Your task is to output the data exactly as it stands.

··· Records provided ···

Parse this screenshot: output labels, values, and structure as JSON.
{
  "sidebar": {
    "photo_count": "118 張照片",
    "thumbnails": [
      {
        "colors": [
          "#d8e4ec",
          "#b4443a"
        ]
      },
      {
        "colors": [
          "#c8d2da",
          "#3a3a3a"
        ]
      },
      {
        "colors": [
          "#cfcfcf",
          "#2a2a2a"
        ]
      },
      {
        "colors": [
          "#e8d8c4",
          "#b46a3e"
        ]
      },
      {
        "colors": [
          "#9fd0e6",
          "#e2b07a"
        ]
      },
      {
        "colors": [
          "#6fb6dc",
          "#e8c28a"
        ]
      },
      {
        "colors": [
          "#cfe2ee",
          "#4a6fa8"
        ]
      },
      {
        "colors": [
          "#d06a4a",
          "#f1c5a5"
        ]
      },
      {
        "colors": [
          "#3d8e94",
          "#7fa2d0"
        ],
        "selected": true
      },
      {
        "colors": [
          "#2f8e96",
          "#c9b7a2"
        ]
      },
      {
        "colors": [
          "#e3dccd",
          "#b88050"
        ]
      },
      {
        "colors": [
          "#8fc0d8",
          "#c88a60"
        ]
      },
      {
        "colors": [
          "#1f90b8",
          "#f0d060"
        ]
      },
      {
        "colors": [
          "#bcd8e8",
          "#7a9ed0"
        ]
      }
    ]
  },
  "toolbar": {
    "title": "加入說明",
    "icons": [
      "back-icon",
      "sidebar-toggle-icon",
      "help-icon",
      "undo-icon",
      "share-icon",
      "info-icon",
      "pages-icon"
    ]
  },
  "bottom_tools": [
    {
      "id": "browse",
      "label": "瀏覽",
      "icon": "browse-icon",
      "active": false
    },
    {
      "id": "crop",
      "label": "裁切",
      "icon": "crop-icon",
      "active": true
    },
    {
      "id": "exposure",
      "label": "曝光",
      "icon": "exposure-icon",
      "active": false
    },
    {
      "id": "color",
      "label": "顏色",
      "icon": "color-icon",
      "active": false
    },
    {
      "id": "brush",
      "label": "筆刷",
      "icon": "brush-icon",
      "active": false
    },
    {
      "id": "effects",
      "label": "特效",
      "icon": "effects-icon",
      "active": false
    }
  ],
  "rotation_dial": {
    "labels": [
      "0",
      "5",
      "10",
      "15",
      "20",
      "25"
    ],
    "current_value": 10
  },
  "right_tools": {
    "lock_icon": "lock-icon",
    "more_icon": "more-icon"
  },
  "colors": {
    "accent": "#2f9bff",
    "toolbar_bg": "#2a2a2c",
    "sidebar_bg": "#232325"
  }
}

···

• **In response**
Parse this screenshot: output labels, values, and structure as JSON.
{
  "sidebar": {
    "photo_count": "118 張照片",
    "thumbnails": [
      {
        "colors": [
          "#d8e4ec",
          "#b4443a"
        ]
      },
      {
        "colors": [
          "#c8d2da",
          "#3a3a3a"
        ]
      },
      {
        "colors": [
          "#cfcfcf",
          "#2a2a2a"
        ]
      },
      {
        "colors": [
          "#e8d8c4",
          "#b46a3e"
        ]
      },
      {
        "colors": [
          "#9fd0e6",
          "#e2b07a"
        ]
      },
      {
        "colors": [
          "#6fb6dc",
          "#e8c28a"
        ]
      },
      {
        "colors": [
          "#cfe2ee",
          "#4a6fa8"
        ]
      },
      {
        "colors": [
          "#d06a4a",
          "#f1c5a5"
        ]
      },
      {
        "colors": [
          "#3d8e94",
          "#7fa2d0"
        ],
        "selected": true
      },
      {
        "colors": [
          "#2f8e96",
          "#c9b7a2"
        ]
      },
      {
        "colors": [
          "#e3dccd",
          "#b88050"
        ]
      },
      {
        "colors": [
          "#8fc0d8",
          "#c88a60"
        ]
      },
      {
        "colors": [
          "#1f90b8",
          "#f0d060"
        ]
      },
      {
        "colors": [
          "#bcd8e8",
          "#7a9ed0"
        ]
      }
    ]
  },
  "toolbar": {
    "title": "加入說明",
    "icons": [
      "back-icon",
      "sidebar-toggle-icon",
      "help-icon",
      "undo-icon",
      "share-icon",
      "info-icon",
      "pages-icon"
    ]
  },
  "bottom_tools": [
    {
      "id": "browse",
      "label": "瀏覽",
      "icon": "browse-icon",
      "active": false
    },
    {
      "id": "crop",
      "label": "裁切",
      "icon": "crop-icon",
      "active": true
    },
    {
      "id": "exposure",
      "label": "曝光",
      "icon": "exposure-icon",
      "active": false
    },
    {
      "id": "color",
      "label": "顏色",
      "icon": "color-icon",
      "active": false
    },
    {
      "id": "brush",
      "label": "筆刷",
      "icon": "brush-icon",
      "active": false
    },
    {
      "id": "effects",
      "label": "特效",
      "icon": "effects-icon",
      "active": false
    }
  ],
  "rotation_dial": {
    "labels": [
      "0",
      "5",
      "10",
      "15",
      "20",
      "25"
    ],
    "current_value": 10
  },
  "right_tools": {
    "lock_icon": "lock-icon",
    "more_icon": "more-icon"
  },
  "colors": {
    "accent": "#2f9bff",
    "toolbar_bg": "#2a2a2c",
    "sidebar_bg": "#232325"
  }
}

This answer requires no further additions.